▸ Your goal
Read the records and write them out again exactly.

▸ Dataset records
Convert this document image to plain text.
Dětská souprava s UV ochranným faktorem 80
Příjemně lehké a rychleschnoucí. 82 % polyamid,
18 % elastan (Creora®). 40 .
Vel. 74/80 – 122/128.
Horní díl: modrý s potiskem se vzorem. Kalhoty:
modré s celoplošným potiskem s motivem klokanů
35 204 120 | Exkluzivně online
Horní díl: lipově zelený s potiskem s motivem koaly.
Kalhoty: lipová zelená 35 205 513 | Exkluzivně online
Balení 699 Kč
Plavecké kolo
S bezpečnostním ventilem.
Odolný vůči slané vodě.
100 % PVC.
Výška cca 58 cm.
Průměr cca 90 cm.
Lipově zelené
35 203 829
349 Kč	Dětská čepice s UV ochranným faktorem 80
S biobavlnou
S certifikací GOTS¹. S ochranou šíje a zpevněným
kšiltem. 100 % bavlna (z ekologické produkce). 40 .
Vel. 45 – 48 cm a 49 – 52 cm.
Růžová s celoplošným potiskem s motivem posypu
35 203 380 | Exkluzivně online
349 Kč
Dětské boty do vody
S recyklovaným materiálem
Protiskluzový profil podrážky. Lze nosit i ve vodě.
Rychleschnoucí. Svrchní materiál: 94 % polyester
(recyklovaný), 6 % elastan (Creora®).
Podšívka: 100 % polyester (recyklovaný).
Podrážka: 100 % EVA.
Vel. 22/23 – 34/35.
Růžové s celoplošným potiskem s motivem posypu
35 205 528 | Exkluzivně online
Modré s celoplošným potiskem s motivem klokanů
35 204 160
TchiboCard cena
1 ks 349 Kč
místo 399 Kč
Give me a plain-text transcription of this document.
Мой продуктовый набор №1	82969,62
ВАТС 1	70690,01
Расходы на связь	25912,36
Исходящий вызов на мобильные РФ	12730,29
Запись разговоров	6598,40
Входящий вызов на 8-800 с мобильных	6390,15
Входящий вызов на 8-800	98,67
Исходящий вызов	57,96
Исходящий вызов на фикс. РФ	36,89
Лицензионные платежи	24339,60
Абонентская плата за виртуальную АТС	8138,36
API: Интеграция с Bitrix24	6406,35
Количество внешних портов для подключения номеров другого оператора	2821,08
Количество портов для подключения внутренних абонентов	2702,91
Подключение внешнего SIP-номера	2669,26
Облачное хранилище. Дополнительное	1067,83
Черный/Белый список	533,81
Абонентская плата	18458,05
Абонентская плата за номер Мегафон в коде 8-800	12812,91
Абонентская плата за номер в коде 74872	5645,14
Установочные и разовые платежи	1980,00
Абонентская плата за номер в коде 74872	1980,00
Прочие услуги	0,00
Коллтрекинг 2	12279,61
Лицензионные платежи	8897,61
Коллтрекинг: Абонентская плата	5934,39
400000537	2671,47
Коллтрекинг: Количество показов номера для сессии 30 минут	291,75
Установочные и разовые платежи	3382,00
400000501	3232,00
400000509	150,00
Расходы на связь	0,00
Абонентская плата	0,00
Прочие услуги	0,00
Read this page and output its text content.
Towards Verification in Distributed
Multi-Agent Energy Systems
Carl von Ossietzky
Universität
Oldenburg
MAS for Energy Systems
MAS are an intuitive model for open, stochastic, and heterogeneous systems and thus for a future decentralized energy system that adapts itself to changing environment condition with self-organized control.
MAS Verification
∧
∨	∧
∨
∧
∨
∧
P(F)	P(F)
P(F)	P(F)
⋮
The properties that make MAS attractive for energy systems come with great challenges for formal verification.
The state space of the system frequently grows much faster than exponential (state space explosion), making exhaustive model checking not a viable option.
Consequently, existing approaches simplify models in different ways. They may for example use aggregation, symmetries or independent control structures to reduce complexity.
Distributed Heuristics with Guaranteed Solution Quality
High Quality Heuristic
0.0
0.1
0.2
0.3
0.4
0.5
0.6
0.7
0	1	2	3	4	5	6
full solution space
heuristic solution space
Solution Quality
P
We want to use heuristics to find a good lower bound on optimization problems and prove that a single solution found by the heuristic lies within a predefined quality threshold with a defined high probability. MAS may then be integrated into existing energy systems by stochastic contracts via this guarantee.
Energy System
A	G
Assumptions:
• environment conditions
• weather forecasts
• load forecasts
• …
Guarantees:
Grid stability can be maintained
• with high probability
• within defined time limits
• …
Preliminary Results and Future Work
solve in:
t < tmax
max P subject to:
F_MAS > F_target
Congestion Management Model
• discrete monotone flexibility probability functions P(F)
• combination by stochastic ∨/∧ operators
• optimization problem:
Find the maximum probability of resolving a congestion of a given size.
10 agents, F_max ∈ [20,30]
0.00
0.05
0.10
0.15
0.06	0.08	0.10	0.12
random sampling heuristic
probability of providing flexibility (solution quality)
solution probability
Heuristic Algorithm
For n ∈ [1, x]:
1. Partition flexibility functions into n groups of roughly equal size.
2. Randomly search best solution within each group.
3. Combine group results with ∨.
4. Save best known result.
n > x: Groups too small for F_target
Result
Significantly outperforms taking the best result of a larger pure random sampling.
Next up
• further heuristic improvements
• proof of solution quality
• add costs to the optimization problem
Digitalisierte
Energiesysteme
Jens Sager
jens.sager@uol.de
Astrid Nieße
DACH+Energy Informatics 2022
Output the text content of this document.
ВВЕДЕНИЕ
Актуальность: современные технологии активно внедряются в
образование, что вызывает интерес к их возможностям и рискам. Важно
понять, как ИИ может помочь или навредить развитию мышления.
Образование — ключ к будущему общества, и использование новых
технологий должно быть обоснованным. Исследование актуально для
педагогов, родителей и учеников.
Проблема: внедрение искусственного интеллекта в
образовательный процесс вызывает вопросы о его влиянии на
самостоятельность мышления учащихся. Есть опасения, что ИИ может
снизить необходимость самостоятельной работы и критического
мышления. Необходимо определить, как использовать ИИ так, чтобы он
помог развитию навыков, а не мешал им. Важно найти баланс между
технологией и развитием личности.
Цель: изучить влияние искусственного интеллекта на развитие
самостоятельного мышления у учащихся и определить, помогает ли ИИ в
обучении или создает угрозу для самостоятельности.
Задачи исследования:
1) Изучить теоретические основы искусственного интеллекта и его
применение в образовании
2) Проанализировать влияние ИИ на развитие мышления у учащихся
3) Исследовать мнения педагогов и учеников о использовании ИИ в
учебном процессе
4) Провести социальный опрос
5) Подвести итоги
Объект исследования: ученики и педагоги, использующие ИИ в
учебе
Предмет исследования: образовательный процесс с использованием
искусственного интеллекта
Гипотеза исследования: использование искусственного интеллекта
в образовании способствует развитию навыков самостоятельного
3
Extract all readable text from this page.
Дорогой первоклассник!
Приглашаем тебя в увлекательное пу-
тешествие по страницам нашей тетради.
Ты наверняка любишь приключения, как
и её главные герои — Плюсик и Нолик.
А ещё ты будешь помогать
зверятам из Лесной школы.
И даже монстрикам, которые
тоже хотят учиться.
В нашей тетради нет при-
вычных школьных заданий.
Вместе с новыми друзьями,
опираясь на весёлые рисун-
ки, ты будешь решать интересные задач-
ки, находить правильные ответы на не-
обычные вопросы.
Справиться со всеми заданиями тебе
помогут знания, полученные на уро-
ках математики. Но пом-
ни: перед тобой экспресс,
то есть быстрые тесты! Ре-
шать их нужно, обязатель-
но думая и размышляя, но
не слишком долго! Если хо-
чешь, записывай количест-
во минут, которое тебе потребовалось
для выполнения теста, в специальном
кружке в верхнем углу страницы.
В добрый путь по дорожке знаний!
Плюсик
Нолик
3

▸ Task solution
Convert this document image to plain text.
Dětská souprava s UV ochranným faktorem 80
Příjemně lehké a rychleschnoucí. 82 % polyamid,
18 % elastan (Creora®). 40 .
Vel. 74/80 – 122/128.
Horní díl: modrý s potiskem se vzorem. Kalhoty:
modré s celoplošným potiskem s motivem klokanů
35 204 120 | Exkluzivně online
Horní díl: lipově zelený s potiskem s motivem koaly.
Kalhoty: lipová zelená 35 205 513 | Exkluzivně online
Balení 699 Kč
Plavecké kolo
S bezpečnostním ventilem.
Odolný vůči slané vodě.
100 % PVC.
Výška cca 58 cm.
Průměr cca 90 cm.
Lipově zelené
35 203 829
349 Kč	Dětská čepice s UV ochranným faktorem 80
S biobavlnou
S certifikací GOTS¹. S ochranou šíje a zpevněným
kšiltem. 100 % bavlna (z ekologické produkce). 40 .
Vel. 45 – 48 cm a 49 – 52 cm.
Růžová s celoplošným potiskem s motivem posypu
35 203 380 | Exkluzivně online
349 Kč
Dětské boty do vody
S recyklovaným materiálem
Protiskluzový profil podrážky. Lze nosit i ve vodě.
Rychleschnoucí. Svrchní materiál: 94 % polyester
(recyklovaný), 6 % elastan (Creora®).
Podšívka: 100 % polyester (recyklovaný).
Podrážka: 100 % EVA.
Vel. 22/23 – 34/35.
Růžové s celoplošným potiskem s motivem posypu
35 205 528 | Exkluzivně online
Modré s celoplošným potiskem s motivem klokanů
35 204 160
TchiboCard cena
1 ks 349 Kč
místo 399 Kč
Give me a plain-text transcription of this document.
Мой продуктовый набор №1	82969,62
ВАТС 1	70690,01
Расходы на связь	25912,36
Исходящий вызов на мобильные РФ	12730,29
Запись разговоров	6598,40
Входящий вызов на 8-800 с мобильных	6390,15
Входящий вызов на 8-800	98,67
Исходящий вызов	57,96
Исходящий вызов на фикс. РФ	36,89
Лицензионные платежи	24339,60
Абонентская плата за виртуальную АТС	8138,36
API: Интеграция с Bitrix24	6406,35
Количество внешних портов для подключения номеров другого оператора	2821,08
Количество портов для подключения внутренних абонентов	2702,91
Подключение внешнего SIP-номера	2669,26
Облачное хранилище. Дополнительное	1067,83
Черный/Белый список	533,81
Абонентская плата	18458,05
Абонентская плата за номер Мегафон в коде 8-800	12812,91
Абонентская плата за номер в коде 74872	5645,14
Установочные и разовые платежи	1980,00
Абонентская плата за номер в коде 74872	1980,00
Прочие услуги	0,00
Коллтрекинг 2	12279,61
Лицензионные платежи	8897,61
Коллтрекинг: Абонентская плата	5934,39
400000537	2671,47
Коллтрекинг: Количество показов номера для сессии 30 минут	291,75
Установочные и разовые платежи	3382,00
400000501	3232,00
400000509	150,00
Расходы на связь	0,00
Абонентская плата	0,00
Прочие услуги	0,00
Read this page and output its text content.
Towards Verification in Distributed
Multi-Agent Energy Systems
Carl von Ossietzky
Universität
Oldenburg
MAS for Energy Systems
MAS are an intuitive model for open, stochastic, and heterogeneous systems and thus for a future decentralized energy system that adapts itself to changing environment condition with self-organized control.
MAS Verification
∧
∨	∧
∨
∧
∨
∧
P(F)	P(F)
P(F)	P(F)
⋮
The properties that make MAS attractive for energy systems come with great challenges for formal verification.
The state space of the system frequently grows much faster than exponential (state space explosion), making exhaustive model checking not a viable option.
Consequently, existing approaches simplify models in different ways. They may for example use aggregation, symmetries or independent control structures to reduce complexity.
Distributed Heuristics with Guaranteed Solution Quality
High Quality Heuristic
0.0
0.1
0.2
0.3
0.4
0.5
0.6
0.7
0	1	2	3	4	5	6
full solution space
heuristic solution space
Solution Quality
P
We want to use heuristics to find a good lower bound on optimization problems and prove that a single solution found by the heuristic lies within a predefined quality threshold with a defined high probability. MAS may then be integrated into existing energy systems by stochastic contracts via this guarantee.
Energy System
A	G
Assumptions:
• environment conditions
• weather forecasts
• load forecasts
• …
Guarantees:
Grid stability can be maintained
• with high probability
• within defined time limits
• …
Preliminary Results and Future Work
solve in:
t < tmax
max P subject to:
F_MAS > F_target
Congestion Management Model
• discrete monotone flexibility probability functions P(F)
• combination by stochastic ∨/∧ operators
• optimization problem:
Find the maximum probability of resolving a congestion of a given size.
10 agents, F_max ∈ [20,30]
0.00
0.05
0.10
0.15
0.06	0.08	0.10	0.12
random sampling heuristic
probability of providing flexibility (solution quality)
solution probability
Heuristic Algorithm
For n ∈ [1, x]:
1. Partition flexibility functions into n groups of roughly equal size.
2. Randomly search best solution within each group.
3. Combine group results with ∨.
4. Save best known result.
n > x: Groups too small for F_target
Result
Significantly outperforms taking the best result of a larger pure random sampling.
Next up
• further heuristic improvements
• proof of solution quality
• add costs to the optimization problem
Digitalisierte
Energiesysteme
Jens Sager
jens.sager@uol.de
Astrid Nieße
DACH+Energy Informatics 2022
Output the text content of this document.
ВВЕДЕНИЕ
Актуальность: современные технологии активно внедряются в
образование, что вызывает интерес к их возможностям и рискам. Важно
понять, как ИИ может помочь или навредить развитию мышления.
Образование — ключ к будущему общества, и использование новых
технологий должно быть обоснованным. Исследование актуально для
педагогов, родителей и учеников.
Проблема: внедрение искусственного интеллекта в
образовательный процесс вызывает вопросы о его влиянии на
самостоятельность мышления учащихся. Есть опасения, что ИИ может
снизить необходимость самостоятельной работы и критического
мышления. Необходимо определить, как использовать ИИ так, чтобы он
помог развитию навыков, а не мешал им. Важно найти баланс между
технологией и развитием личности.
Цель: изучить влияние искусственного интеллекта на развитие
самостоятельного мышления у учащихся и определить, помогает ли ИИ в
обучении или создает угрозу для самостоятельности.
Задачи исследования:
1) Изучить теоретические основы искусственного интеллекта и его
применение в образовании
2) Проанализировать влияние ИИ на развитие мышления у учащихся
3) Исследовать мнения педагогов и учеников о использовании ИИ в
учебном процессе
4) Провести социальный опрос
5) Подвести итоги
Объект исследования: ученики и педагоги, использующие ИИ в
учебе
Предмет исследования: образовательный процесс с использованием
искусственного интеллекта
Гипотеза исследования: использование искусственного интеллекта
в образовании способствует развитию навыков самостоятельного
3
Extract all readable text from this page.
Дорогой первоклассник!
Приглашаем тебя в увлекательное пу-
тешествие по страницам нашей тетради.
Ты наверняка любишь приключения, как
и её главные герои — Плюсик и Нолик.
А ещё ты будешь помогать
зверятам из Лесной школы.
И даже монстрикам, которые
тоже хотят учиться.
В нашей тетради нет при-
вычных школьных заданий.
Вместе с новыми друзьями,
опираясь на весёлые рисун-
ки, ты будешь решать интересные задач-
ки, находить правильные ответы на не-
обычные вопросы.
Справиться со всеми заданиями тебе
помогут знания, полученные на уро-
ках математики. Но пом-
ни: перед тобой экспресс,
то есть быстрые тесты! Ре-
шать их нужно, обязатель-
но думая и размышляя, но
не слишком долго! Если хо-
чешь, записывай количест-
во минут, которое тебе потребовалось
для выполнения теста, в специальном
кружке в верхнем углу страницы.
В добрый путь по дорожке знаний!
Плюсик
Нолик
3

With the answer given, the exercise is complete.